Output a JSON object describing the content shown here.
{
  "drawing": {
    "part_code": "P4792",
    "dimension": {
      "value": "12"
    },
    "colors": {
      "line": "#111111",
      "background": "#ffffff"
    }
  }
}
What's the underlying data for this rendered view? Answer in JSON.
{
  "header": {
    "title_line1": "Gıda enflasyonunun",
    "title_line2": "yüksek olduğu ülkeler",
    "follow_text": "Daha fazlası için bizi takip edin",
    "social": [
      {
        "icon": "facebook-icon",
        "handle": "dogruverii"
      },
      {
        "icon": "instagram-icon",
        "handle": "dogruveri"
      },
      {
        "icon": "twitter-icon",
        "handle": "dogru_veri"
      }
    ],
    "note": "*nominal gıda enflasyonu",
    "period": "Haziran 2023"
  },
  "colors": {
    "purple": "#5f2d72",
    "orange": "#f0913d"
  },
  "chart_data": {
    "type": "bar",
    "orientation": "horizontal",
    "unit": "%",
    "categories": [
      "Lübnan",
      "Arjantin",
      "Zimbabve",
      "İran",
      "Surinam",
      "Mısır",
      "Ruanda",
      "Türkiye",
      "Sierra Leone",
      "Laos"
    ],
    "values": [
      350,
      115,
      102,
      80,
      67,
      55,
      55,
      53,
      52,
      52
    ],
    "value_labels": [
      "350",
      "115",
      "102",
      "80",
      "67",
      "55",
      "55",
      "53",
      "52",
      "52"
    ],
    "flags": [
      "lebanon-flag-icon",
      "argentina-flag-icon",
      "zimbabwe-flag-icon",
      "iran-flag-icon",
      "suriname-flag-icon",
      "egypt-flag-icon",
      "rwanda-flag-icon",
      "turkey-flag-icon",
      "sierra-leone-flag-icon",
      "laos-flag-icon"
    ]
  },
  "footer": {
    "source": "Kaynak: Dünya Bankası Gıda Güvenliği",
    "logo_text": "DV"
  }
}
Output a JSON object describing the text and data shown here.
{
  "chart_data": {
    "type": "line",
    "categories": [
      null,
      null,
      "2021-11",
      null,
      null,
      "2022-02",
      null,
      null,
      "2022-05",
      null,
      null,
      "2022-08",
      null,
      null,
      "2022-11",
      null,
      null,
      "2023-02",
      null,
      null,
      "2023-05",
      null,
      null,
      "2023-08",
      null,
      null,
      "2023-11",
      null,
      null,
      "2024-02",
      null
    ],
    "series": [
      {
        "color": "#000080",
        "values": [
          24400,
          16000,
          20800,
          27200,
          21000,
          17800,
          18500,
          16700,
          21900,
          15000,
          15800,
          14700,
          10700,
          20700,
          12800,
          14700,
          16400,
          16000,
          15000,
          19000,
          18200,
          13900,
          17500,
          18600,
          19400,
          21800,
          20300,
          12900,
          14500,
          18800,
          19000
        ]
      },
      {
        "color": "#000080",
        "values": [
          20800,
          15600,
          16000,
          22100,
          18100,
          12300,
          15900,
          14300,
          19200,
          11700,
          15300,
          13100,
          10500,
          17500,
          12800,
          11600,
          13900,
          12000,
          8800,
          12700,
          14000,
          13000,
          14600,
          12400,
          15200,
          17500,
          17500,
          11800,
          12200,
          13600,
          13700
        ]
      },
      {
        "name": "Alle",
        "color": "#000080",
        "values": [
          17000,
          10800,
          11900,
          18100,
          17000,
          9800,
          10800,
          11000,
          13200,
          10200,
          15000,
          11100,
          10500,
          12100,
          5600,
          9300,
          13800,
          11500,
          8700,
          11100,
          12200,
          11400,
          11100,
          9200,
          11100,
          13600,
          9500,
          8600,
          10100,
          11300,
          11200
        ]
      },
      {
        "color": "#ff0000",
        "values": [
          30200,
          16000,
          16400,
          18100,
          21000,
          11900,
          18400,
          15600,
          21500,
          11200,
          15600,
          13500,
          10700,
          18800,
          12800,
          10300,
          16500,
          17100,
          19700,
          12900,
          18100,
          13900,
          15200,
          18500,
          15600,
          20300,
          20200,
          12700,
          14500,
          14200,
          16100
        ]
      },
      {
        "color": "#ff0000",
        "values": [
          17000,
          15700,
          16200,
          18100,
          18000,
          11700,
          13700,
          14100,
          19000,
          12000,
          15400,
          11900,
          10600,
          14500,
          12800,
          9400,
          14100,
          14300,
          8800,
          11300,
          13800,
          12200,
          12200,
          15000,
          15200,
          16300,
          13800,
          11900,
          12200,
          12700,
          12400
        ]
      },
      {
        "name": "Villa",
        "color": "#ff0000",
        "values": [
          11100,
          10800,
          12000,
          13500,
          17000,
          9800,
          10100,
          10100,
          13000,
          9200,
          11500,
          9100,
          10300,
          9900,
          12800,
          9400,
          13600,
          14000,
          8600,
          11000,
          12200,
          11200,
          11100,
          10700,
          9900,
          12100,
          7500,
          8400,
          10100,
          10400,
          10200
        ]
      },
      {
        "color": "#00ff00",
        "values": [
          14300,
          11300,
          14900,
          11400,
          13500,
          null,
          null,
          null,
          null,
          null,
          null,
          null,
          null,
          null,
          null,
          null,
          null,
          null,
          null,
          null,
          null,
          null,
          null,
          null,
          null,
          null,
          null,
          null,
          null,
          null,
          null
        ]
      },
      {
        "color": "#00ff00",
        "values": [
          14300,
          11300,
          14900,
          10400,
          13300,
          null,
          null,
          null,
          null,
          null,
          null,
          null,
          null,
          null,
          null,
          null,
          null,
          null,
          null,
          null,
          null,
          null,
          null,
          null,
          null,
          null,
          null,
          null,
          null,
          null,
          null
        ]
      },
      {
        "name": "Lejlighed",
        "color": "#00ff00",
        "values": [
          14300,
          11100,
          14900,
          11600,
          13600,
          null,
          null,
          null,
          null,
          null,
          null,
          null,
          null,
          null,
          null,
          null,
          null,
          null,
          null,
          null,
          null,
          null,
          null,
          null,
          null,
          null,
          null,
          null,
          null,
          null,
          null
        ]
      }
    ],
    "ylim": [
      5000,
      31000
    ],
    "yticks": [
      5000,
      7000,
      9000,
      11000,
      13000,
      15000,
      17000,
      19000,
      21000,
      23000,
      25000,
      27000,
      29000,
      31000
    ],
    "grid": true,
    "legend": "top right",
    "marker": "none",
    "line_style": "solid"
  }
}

============

> **Stated goal**
Recopy the whole listing exactly.

> **The result**
Output a JSON object describing the content shown here.
{
  "drawing": {
    "part_code": "P4792",
    "dimension": {
      "value": "12"
    },
    "colors": {
      "line": "#111111",
      "background": "#ffffff"
    }
  }
}
What's the underlying data for this rendered view? Answer in JSON.
{
  "header": {
    "title_line1": "Gıda enflasyonunun",
    "title_line2": "yüksek olduğu ülkeler",
    "follow_text": "Daha fazlası için bizi takip edin",
    "social": [
      {
        "icon": "facebook-icon",
        "handle": "dogruverii"
      },
      {
        "icon": "instagram-icon",
        "handle": "dogruveri"
      },
      {
        "icon": "twitter-icon",
        "handle": "dogru_veri"
      }
    ],
    "note": "*nominal gıda enflasyonu",
    "period": "Haziran 2023"
  },
  "colors": {
    "purple": "#5f2d72",
    "orange": "#f0913d"
  },
  "chart_data": {
    "type": "bar",
    "orientation": "horizontal",
    "unit": "%",
    "categories": [
      "Lübnan",
      "Arjantin",
      "Zimbabve",
      "İran",
      "Surinam",
      "Mısır",
      "Ruanda",
      "Türkiye",
      "Sierra Leone",
      "Laos"
    ],
    "values": [
      350,
      115,
      102,
      80,
      67,
      55,
      55,
      53,
      52,
      52
    ],
    "value_labels": [
      "350",
      "115",
      "102",
      "80",
      "67",
      "55",
      "55",
      "53",
      "52",
      "52"
    ],
    "flags": [
      "lebanon-flag-icon",
      "argentina-flag-icon",
      "zimbabwe-flag-icon",
      "iran-flag-icon",
      "suriname-flag-icon",
      "egypt-flag-icon",
      "rwanda-flag-icon",
      "turkey-flag-icon",
      "sierra-leone-flag-icon",
      "laos-flag-icon"
    ]
  },
  "footer": {
    "source": "Kaynak: Dünya Bankası Gıda Güvenliği",
    "logo_text": "DV"
  }
}
Output a JSON object describing the text and data shown here.
{
  "chart_data": {
    "type": "line",
    "categories": [
      null,
      null,
      "2021-11",
      null,
      null,
      "2022-02",
      null,
      null,
      "2022-05",
      null,
      null,
      "2022-08",
      null,
      null,
      "2022-11",
      null,
      null,
      "2023-02",
      null,
      null,
      "2023-05",
      null,
      null,
      "2023-08",
      null,
      null,
      "2023-11",
      null,
      null,
      "2024-02",
      null
    ],
    "series": [
      {
        "color": "#000080",
        "values": [
          24400,
          16000,
          20800,
          27200,
          21000,
          17800,
          18500,
          16700,
          21900,
          15000,
          15800,
          14700,
          10700,
          20700,
          12800,
          14700,
          16400,
          16000,
          15000,
          19000,
          18200,
          13900,
          17500,
          18600,
          19400,
          21800,
          20300,
          12900,
          14500,
          18800,
          19000
        ]
      },
      {
        "color": "#000080",
        "values": [
          20800,
          15600,
          16000,
          22100,
          18100,
          12300,
          15900,
          14300,
          19200,
          11700,
          15300,
          13100,
          10500,
          17500,
          12800,
          11600,
          13900,
          12000,
          8800,
          12700,
          14000,
          13000,
          14600,
          12400,
          15200,
          17500,
          17500,
          11800,
          12200,
          13600,
          13700
        ]
      },
      {
        "name": "Alle",
        "color": "#000080",
        "values": [
          17000,
          10800,
          11900,
          18100,
          17000,
          9800,
          10800,
          11000,
          13200,
          10200,
          15000,
          11100,
          10500,
          12100,
          5600,
          9300,
          13800,
          11500,
          8700,
          11100,
          12200,
          11400,
          11100,
          9200,
          11100,
          13600,
          9500,
          8600,
          10100,
          11300,
          11200
        ]
      },
      {
        "color": "#ff0000",
        "values": [
          30200,
          16000,
          16400,
          18100,
          21000,
          11900,
          18400,
          15600,
          21500,
          11200,
          15600,
          13500,
          10700,
          18800,
          12800,
          10300,
          16500,
          17100,
          19700,
          12900,
          18100,
          13900,
          15200,
          18500,
          15600,
          20300,
          20200,
          12700,
          14500,
          14200,
          16100
        ]
      },
      {
        "color": "#ff0000",
        "values": [
          17000,
          15700,
          16200,
          18100,
          18000,
          11700,
          13700,
          14100,
          19000,
          12000,
          15400,
          11900,
          10600,
          14500,
          12800,
          9400,
          14100,
          14300,
          8800,
          11300,
          13800,
          12200,
          12200,
          15000,
          15200,
          16300,
          13800,
          11900,
          12200,
          12700,
          12400
        ]
      },
      {
        "name": "Villa",
        "color": "#ff0000",
        "values": [
          11100,
          10800,
          12000,
          13500,
          17000,
          9800,
          10100,
          10100,
          13000,
          9200,
          11500,
          9100,
          10300,
          9900,
          12800,
          9400,
          13600,
          14000,
          8600,
          11000,
          12200,
          11200,
          11100,
          10700,
          9900,
          12100,
          7500,
          8400,
          10100,
          10400,
          10200
        ]
      },
      {
        "color": "#00ff00",
        "values": [
          14300,
          11300,
          14900,
          11400,
          13500,
          null,
          null,
          null,
          null,
          null,
          null,
          null,
          null,
          null,
          null,
          null,
          null,
          null,
          null,
          null,
          null,
          null,
          null,
          null,
          null,
          null,
          null,
          null,
          null,
          null,
          null
        ]
      },
      {
        "color": "#00ff00",
        "values": [
          14300,
          11300,
          14900,
          10400,
          13300,
          null,
          null,
          null,
          null,
          null,
          null,
          null,
          null,
          null,
          null,
          null,
          null,
          null,
          null,
          null,
          null,
          null,
          null,
          null,
          null,
          null,
          null,
          null,
          null,
          null,
          null
        ]
      },
      {
        "name": "Lejlighed",
        "color": "#00ff00",
        "values": [
          14300,
          11100,
          14900,
          11600,
          13600,
          null,
          null,
          null,
          null,
          null,
          null,
          null,
          null,
          null,
          null,
          null,
          null,
          null,
          null,
          null,
          null,
          null,
          null,
          null,
          null,
          null,
          null,
          null,
          null,
          null,
          null
        ]
      }
    ],
    "ylim": [
      5000,
      31000
    ],
    "yticks": [
      5000,
      7000,
      9000,
      11000,
      13000,
      15000,
      17000,
      19000,
      21000,
      23000,
      25000,
      27000,
      29000,
      31000
    ],
    "grid": true,
    "legend": "top right",
    "marker": "none",
    "line_style": "solid"
  }
}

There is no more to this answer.